▶ [Job]
Please copy the rows word for word, starting with the row that contains "- axis-label-start: LEAST" and going on through the row that contains "- cursor: [735, 353, 750, 376]", with both of those rows included.

[Dataset records]
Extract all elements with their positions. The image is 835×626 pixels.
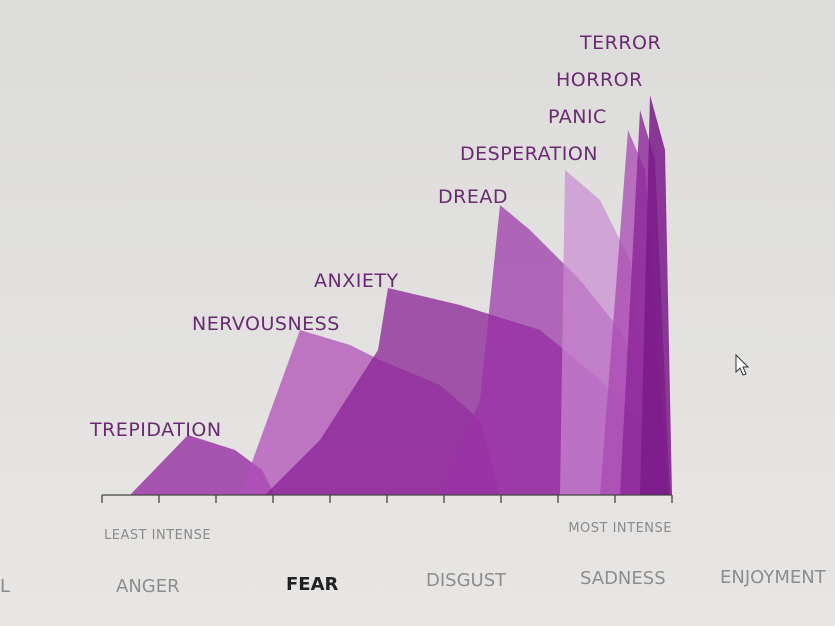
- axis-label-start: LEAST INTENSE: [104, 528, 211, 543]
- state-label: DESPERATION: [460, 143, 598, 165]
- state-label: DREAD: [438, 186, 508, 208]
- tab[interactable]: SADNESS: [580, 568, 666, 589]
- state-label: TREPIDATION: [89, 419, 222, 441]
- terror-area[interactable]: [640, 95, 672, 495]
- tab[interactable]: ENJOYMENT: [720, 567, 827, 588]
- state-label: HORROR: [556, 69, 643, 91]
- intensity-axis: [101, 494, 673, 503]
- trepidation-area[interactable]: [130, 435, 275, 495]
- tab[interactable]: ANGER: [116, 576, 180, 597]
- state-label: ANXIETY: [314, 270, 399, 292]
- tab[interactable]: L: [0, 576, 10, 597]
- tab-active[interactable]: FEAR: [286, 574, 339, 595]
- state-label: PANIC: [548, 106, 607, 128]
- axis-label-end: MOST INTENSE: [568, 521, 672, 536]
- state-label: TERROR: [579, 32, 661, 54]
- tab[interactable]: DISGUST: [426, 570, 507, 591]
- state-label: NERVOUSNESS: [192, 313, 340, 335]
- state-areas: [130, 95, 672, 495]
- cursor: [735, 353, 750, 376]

--

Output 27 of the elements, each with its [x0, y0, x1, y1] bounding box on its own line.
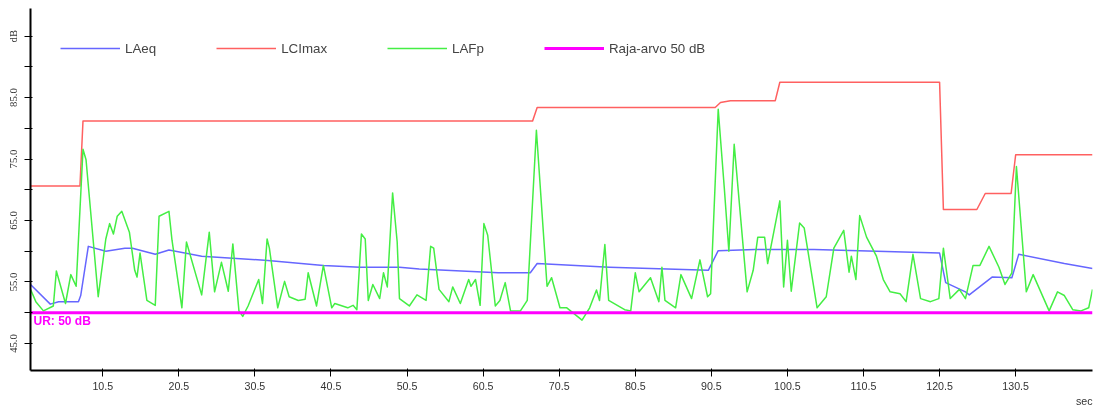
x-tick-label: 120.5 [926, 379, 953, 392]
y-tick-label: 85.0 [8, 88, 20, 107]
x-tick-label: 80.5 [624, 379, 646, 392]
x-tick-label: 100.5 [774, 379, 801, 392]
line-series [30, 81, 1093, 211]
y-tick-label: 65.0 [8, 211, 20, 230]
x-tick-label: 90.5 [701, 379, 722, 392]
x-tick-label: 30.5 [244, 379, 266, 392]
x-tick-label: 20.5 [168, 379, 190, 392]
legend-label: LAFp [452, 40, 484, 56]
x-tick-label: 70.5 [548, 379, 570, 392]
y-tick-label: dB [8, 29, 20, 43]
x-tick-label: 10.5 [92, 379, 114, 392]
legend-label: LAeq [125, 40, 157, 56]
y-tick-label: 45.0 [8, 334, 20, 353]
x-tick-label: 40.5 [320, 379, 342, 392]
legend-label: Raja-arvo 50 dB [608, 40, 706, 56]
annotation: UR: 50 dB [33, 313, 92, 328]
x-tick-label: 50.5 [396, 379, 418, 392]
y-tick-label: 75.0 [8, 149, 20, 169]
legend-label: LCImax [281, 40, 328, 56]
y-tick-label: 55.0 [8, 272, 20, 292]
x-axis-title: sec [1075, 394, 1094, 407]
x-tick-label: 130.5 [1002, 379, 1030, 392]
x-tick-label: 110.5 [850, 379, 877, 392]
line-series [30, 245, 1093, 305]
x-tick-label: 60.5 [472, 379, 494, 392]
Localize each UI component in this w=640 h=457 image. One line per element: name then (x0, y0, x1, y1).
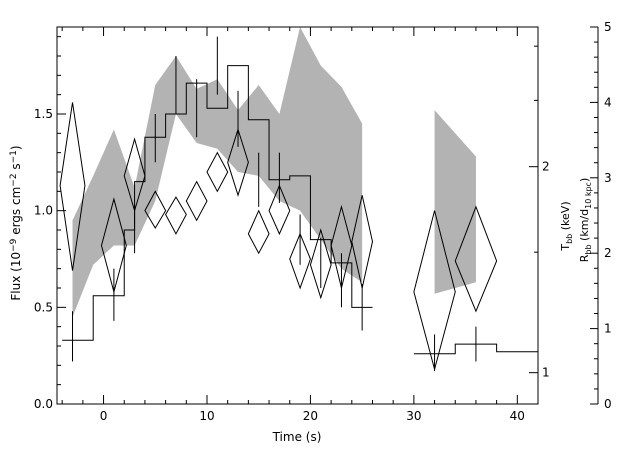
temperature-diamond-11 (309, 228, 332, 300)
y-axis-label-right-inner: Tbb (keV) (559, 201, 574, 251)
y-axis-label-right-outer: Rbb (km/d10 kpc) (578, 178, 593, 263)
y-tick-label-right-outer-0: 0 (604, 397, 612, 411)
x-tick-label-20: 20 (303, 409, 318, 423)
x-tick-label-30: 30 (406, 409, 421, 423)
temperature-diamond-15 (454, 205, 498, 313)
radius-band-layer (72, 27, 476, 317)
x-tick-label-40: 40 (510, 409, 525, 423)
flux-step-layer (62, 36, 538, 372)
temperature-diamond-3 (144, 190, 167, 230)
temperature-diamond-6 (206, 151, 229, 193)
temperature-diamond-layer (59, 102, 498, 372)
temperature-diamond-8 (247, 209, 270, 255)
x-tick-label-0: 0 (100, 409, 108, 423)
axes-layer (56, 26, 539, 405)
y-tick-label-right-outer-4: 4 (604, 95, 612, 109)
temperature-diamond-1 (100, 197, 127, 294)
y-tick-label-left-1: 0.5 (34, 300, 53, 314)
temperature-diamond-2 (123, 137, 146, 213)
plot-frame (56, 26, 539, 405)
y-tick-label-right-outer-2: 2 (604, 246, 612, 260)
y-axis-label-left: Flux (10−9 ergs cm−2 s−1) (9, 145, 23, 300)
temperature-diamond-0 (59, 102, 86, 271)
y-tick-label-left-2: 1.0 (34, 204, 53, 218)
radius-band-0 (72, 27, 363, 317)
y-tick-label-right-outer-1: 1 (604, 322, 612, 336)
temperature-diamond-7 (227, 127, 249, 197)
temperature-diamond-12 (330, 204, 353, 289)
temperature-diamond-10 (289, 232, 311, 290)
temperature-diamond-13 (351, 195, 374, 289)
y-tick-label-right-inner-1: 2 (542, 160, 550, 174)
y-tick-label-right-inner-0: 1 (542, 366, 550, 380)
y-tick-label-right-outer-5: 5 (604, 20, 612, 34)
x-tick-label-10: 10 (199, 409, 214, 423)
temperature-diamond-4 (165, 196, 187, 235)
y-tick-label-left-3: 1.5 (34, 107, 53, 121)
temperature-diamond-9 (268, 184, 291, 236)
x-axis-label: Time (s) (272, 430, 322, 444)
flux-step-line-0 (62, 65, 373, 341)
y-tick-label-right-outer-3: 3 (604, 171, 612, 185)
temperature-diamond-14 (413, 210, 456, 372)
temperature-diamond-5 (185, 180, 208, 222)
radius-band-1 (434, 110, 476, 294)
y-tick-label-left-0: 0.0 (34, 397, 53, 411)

▶ [Result]
- axis-label-start: LEAST INTENSE: [104, 528, 211, 543]
- state-label: DESPERATION: [460, 143, 598, 165]
- state-label: DREAD: [438, 186, 508, 208]
- tab[interactable]: SADNESS: [580, 568, 666, 589]
- state-label: TREPIDATION: [89, 419, 222, 441]
- terror-area[interactable]: [640, 95, 672, 495]
- tab[interactable]: ENJOYMENT: [720, 567, 827, 588]
- state-label: HORROR: [556, 69, 643, 91]
- intensity-axis: [101, 494, 673, 503]
- trepidation-area[interactable]: [130, 435, 275, 495]
- tab[interactable]: ANGER: [116, 576, 180, 597]
- state-label: ANXIETY: [314, 270, 399, 292]
- tab[interactable]: L: [0, 576, 10, 597]
- tab-active[interactable]: FEAR: [286, 574, 339, 595]
- state-label: PANIC: [548, 106, 607, 128]
- axis-label-end: MOST INTENSE: [568, 521, 672, 536]
- state-label: TERROR: [579, 32, 661, 54]
- tab[interactable]: DISGUST: [426, 570, 507, 591]
- state-label: NERVOUSNESS: [192, 313, 340, 335]
- state-areas: [130, 95, 672, 495]
- cursor: [735, 353, 750, 376]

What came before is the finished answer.